Without the images, print all the entries below exactly as given.

Excerpts from a figure dataset:
++++++++++

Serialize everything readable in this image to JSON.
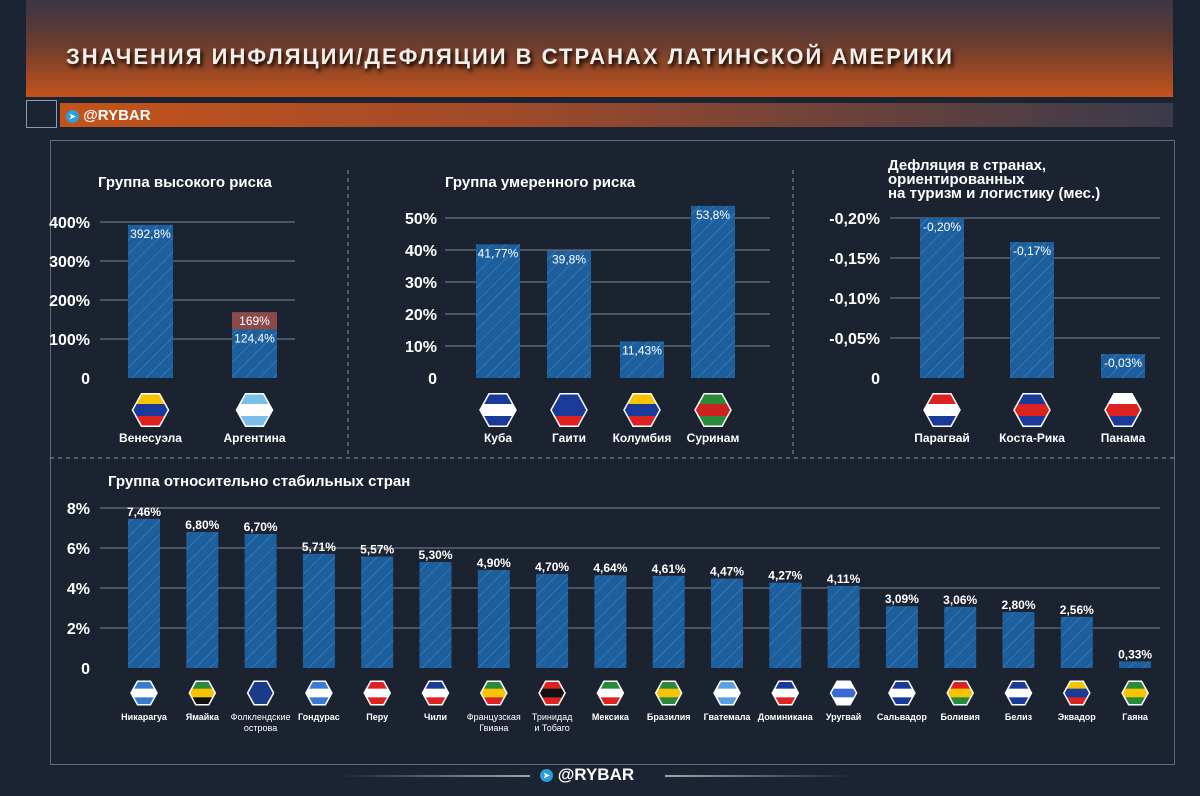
{
  "header": {
    "title": "ЗНАЧЕНИЯ ИНФЛЯЦИИ/ДЕФЛЯЦИИ В СТРАНАХ ЛАТИНСКОЙ АМЕРИКИ",
    "brand": "@RYBAR"
  },
  "footer": {
    "brand": "@RYBAR"
  },
  "colors": {
    "bar": "#1d5f9c",
    "bar_alt": "#8a4a4a",
    "grid": "#7a8796"
  },
  "chart_data": [
    {
      "type": "bar",
      "title": "Группа высокого риска",
      "ylim": [
        0,
        400
      ],
      "yticks": [
        "0",
        "100%",
        "200%",
        "300%",
        "400%"
      ],
      "categories": [
        "Венесуэла",
        "Аргентина"
      ],
      "values": [
        392.8,
        124.4
      ],
      "labels": [
        "392,8%",
        "124,4%"
      ],
      "extra": {
        "category": "Аргентина",
        "value": 169,
        "label": "169%"
      }
    },
    {
      "type": "bar",
      "title": "Группа умеренного риска",
      "ylim": [
        0,
        50
      ],
      "yticks": [
        "0",
        "10%",
        "20%",
        "30%",
        "40%",
        "50%"
      ],
      "categories": [
        "Куба",
        "Гаити",
        "Колумбия",
        "Суринам"
      ],
      "values": [
        41.77,
        39.8,
        11.43,
        53.8
      ],
      "labels": [
        "41,77%",
        "39,8%",
        "11,43%",
        "53,8%"
      ]
    },
    {
      "type": "bar",
      "title_lines": [
        "Дефляция в странах,",
        "ориентированных",
        "на туризм и логистику (мес.)"
      ],
      "ylim": [
        0,
        -0.2
      ],
      "yticks": [
        "0",
        "-0,05%",
        "-0,10%",
        "-0,15%",
        "-0,20%"
      ],
      "categories": [
        "Парагвай",
        "Коста-Рика",
        "Панама"
      ],
      "values": [
        -0.2,
        -0.17,
        -0.03
      ],
      "labels": [
        "-0,20%",
        "-0,17%",
        "-0,03%"
      ]
    },
    {
      "type": "bar",
      "title": "Группа относительно стабильных стран",
      "ylim": [
        0,
        8
      ],
      "yticks": [
        "0",
        "2%",
        "4%",
        "6%",
        "8%"
      ],
      "categories": [
        "Никарагуа",
        "Ямайка",
        "Фолклендские острова",
        "Гондурас",
        "Перу",
        "Чили",
        "Французская Гвиана",
        "Тринидад и Тобаго",
        "Мексика",
        "Бразилия",
        "Гватемала",
        "Доминикана",
        "Уругвай",
        "Сальвадор",
        "Боливия",
        "Белиз",
        "Эквадор",
        "Гаяна"
      ],
      "values": [
        7.46,
        6.8,
        6.7,
        5.71,
        5.57,
        5.3,
        4.9,
        4.7,
        4.64,
        4.61,
        4.47,
        4.27,
        4.11,
        3.09,
        3.06,
        2.8,
        2.56,
        0.33
      ],
      "labels": [
        "7,46%",
        "6,80%",
        "6,70%",
        "5,71%",
        "5,57%",
        "5,30%",
        "4,90%",
        "4,70%",
        "4,64%",
        "4,61%",
        "4,47%",
        "4,27%",
        "4,11%",
        "3,09%",
        "3,06%",
        "2,80%",
        "2,56%",
        "0,33%"
      ]
    }
  ],
  "flags": {
    "Венесуэла": [
      "#f6c400",
      "#1a3a9a",
      "#d22"
    ],
    "Аргентина": [
      "#7cc0ea",
      "#fff",
      "#7cc0ea"
    ],
    "Куба": [
      "#1a3a9a",
      "#fff",
      "#1a3a9a"
    ],
    "Гаити": [
      "#1a3a9a",
      "#1a3a9a",
      "#d22"
    ],
    "Колумбия": [
      "#f6c400",
      "#1a3a9a",
      "#d22"
    ],
    "Суринам": [
      "#2a8a3a",
      "#c22",
      "#2a8a3a"
    ],
    "Парагвай": [
      "#d22",
      "#fff",
      "#1a3a9a"
    ],
    "Коста-Рика": [
      "#1a3a9a",
      "#d22",
      "#1a3a9a"
    ],
    "Панама": [
      "#fff",
      "#d22",
      "#1a3a9a"
    ],
    "Никарагуа": [
      "#3a7ad0",
      "#fff",
      "#3a7ad0"
    ],
    "Ямайка": [
      "#2a8a3a",
      "#f6c400",
      "#111"
    ],
    "Фолклендские острова": [
      "#1a3a8a",
      "#1a3a8a",
      "#1a3a8a"
    ],
    "Гондурас": [
      "#3a7ad0",
      "#fff",
      "#3a7ad0"
    ],
    "Перу": [
      "#d22",
      "#fff",
      "#d22"
    ],
    "Чили": [
      "#1a3a9a",
      "#fff",
      "#d22"
    ],
    "Французская Гвиана": [
      "#2a8a3a",
      "#f6c400",
      "#d22"
    ],
    "Тринидад и Тобаго": [
      "#d22",
      "#111",
      "#d22"
    ],
    "Мексика": [
      "#2a8a3a",
      "#fff",
      "#d22"
    ],
    "Бразилия": [
      "#2a8a3a",
      "#f6c400",
      "#2a8a3a"
    ],
    "Гватемала": [
      "#5aa0e0",
      "#fff",
      "#5aa0e0"
    ],
    "Доминикана": [
      "#1a3a9a",
      "#fff",
      "#d22"
    ],
    "Уругвай": [
      "#fff",
      "#3a6ad0",
      "#fff"
    ],
    "Сальвадор": [
      "#1a3a9a",
      "#fff",
      "#1a3a9a"
    ],
    "Боливия": [
      "#d22",
      "#f6c400",
      "#2a8a3a"
    ],
    "Белиз": [
      "#1a3a9a",
      "#fff",
      "#1a3a9a"
    ],
    "Эквадор": [
      "#f6c400",
      "#1a3a9a",
      "#d22"
    ],
    "Гаяна": [
      "#2a8a3a",
      "#f6c400",
      "#2a8a3a"
    ]
  }
}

++++++++++

ANSWER TO THE EXERCISE
Serialize everything readable in this image to JSON.
{
  "header": {
    "title": "ЗНАЧЕНИЯ ИНФЛЯЦИИ/ДЕФЛЯЦИИ В СТРАНАХ ЛАТИНСКОЙ АМЕРИКИ",
    "brand": "@RYBAR"
  },
  "footer": {
    "brand": "@RYBAR"
  },
  "colors": {
    "bar": "#1d5f9c",
    "bar_alt": "#8a4a4a",
    "grid": "#7a8796"
  },
  "chart_data": [
    {
      "type": "bar",
      "title": "Группа высокого риска",
      "ylim": [
        0,
        400
      ],
      "yticks": [
        "0",
        "100%",
        "200%",
        "300%",
        "400%"
      ],
      "categories": [
        "Венесуэла",
        "Аргентина"
      ],
      "values": [
        392.8,
        124.4
      ],
      "labels": [
        "392,8%",
        "124,4%"
      ],
      "extra": {
        "category": "Аргентина",
        "value": 169,
        "label": "169%"
      }
    },
    {
      "type": "bar",
      "title": "Группа умеренного риска",
      "ylim": [
        0,
        50
      ],
      "yticks": [
        "0",
        "10%",
        "20%",
        "30%",
        "40%",
        "50%"
      ],
      "categories": [
        "Куба",
        "Гаити",
        "Колумбия",
        "Суринам"
      ],
      "values": [
        41.77,
        39.8,
        11.43,
        53.8
      ],
      "labels": [
        "41,77%",
        "39,8%",
        "11,43%",
        "53,8%"
      ]
    },
    {
      "type": "bar",
      "title_lines": [
        "Дефляция в странах,",
        "ориентированных",
        "на туризм и логистику (мес.)"
      ],
      "ylim": [
        0,
        -0.2
      ],
      "yticks": [
        "0",
        "-0,05%",
        "-0,10%",
        "-0,15%",
        "-0,20%"
      ],
      "categories": [
        "Парагвай",
        "Коста-Рика",
        "Панама"
      ],
      "values": [
        -0.2,
        -0.17,
        -0.03
      ],
      "labels": [
        "-0,20%",
        "-0,17%",
        "-0,03%"
      ]
    },
    {
      "type": "bar",
      "title": "Группа относительно стабильных стран",
      "ylim": [
        0,
        8
      ],
      "yticks": [
        "0",
        "2%",
        "4%",
        "6%",
        "8%"
      ],
      "categories": [
        "Никарагуа",
        "Ямайка",
        "Фолклендские острова",
        "Гондурас",
        "Перу",
        "Чили",
        "Французская Гвиана",
        "Тринидад и Тобаго",
        "Мексика",
        "Бразилия",
        "Гватемала",
        "Доминикана",
        "Уругвай",
        "Сальвадор",
        "Боливия",
        "Белиз",
        "Эквадор",
        "Гаяна"
      ],
      "values": [
        7.46,
        6.8,
        6.7,
        5.71,
        5.57,
        5.3,
        4.9,
        4.7,
        4.64,
        4.61,
        4.47,
        4.27,
        4.11,
        3.09,
        3.06,
        2.8,
        2.56,
        0.33
      ],
      "labels": [
        "7,46%",
        "6,80%",
        "6,70%",
        "5,71%",
        "5,57%",
        "5,30%",
        "4,90%",
        "4,70%",
        "4,64%",
        "4,61%",
        "4,47%",
        "4,27%",
        "4,11%",
        "3,09%",
        "3,06%",
        "2,80%",
        "2,56%",
        "0,33%"
      ]
    }
  ],
  "flags": {
    "Венесуэла": [
      "#f6c400",
      "#1a3a9a",
      "#d22"
    ],
    "Аргентина": [
      "#7cc0ea",
      "#fff",
      "#7cc0ea"
    ],
    "Куба": [
      "#1a3a9a",
      "#fff",
      "#1a3a9a"
    ],
    "Гаити": [
      "#1a3a9a",
      "#1a3a9a",
      "#d22"
    ],
    "Колумбия": [
      "#f6c400",
      "#1a3a9a",
      "#d22"
    ],
    "Суринам": [
      "#2a8a3a",
      "#c22",
      "#2a8a3a"
    ],
    "Парагвай": [
      "#d22",
      "#fff",
      "#1a3a9a"
    ],
    "Коста-Рика": [
      "#1a3a9a",
      "#d22",
      "#1a3a9a"
    ],
    "Панама": [
      "#fff",
      "#d22",
      "#1a3a9a"
    ],
    "Никарагуа": [
      "#3a7ad0",
      "#fff",
      "#3a7ad0"
    ],
    "Ямайка": [
      "#2a8a3a",
      "#f6c400",
      "#111"
    ],
    "Фолклендские острова": [
      "#1a3a8a",
      "#1a3a8a",
      "#1a3a8a"
    ],
    "Гондурас": [
      "#3a7ad0",
      "#fff",
      "#3a7ad0"
    ],
    "Перу": [
      "#d22",
      "#fff",
      "#d22"
    ],
    "Чили": [
      "#1a3a9a",
      "#fff",
      "#d22"
    ],
    "Французская Гвиана": [
      "#2a8a3a",
      "#f6c400",
      "#d22"
    ],
    "Тринидад и Тобаго": [
      "#d22",
      "#111",
      "#d22"
    ],
    "Мексика": [
      "#2a8a3a",
      "#fff",
      "#d22"
    ],
    "Бразилия": [
      "#2a8a3a",
      "#f6c400",
      "#2a8a3a"
    ],
    "Гватемала": [
      "#5aa0e0",
      "#fff",
      "#5aa0e0"
    ],
    "Доминикана": [
      "#1a3a9a",
      "#fff",
      "#d22"
    ],
    "Уругвай": [
      "#fff",
      "#3a6ad0",
      "#fff"
    ],
    "Сальвадор": [
      "#1a3a9a",
      "#fff",
      "#1a3a9a"
    ],
    "Боливия": [
      "#d22",
      "#f6c400",
      "#2a8a3a"
    ],
    "Белиз": [
      "#1a3a9a",
      "#fff",
      "#1a3a9a"
    ],
    "Эквадор": [
      "#f6c400",
      "#1a3a9a",
      "#d22"
    ],
    "Гаяна": [
      "#2a8a3a",
      "#f6c400",
      "#2a8a3a"
    ]
  }
}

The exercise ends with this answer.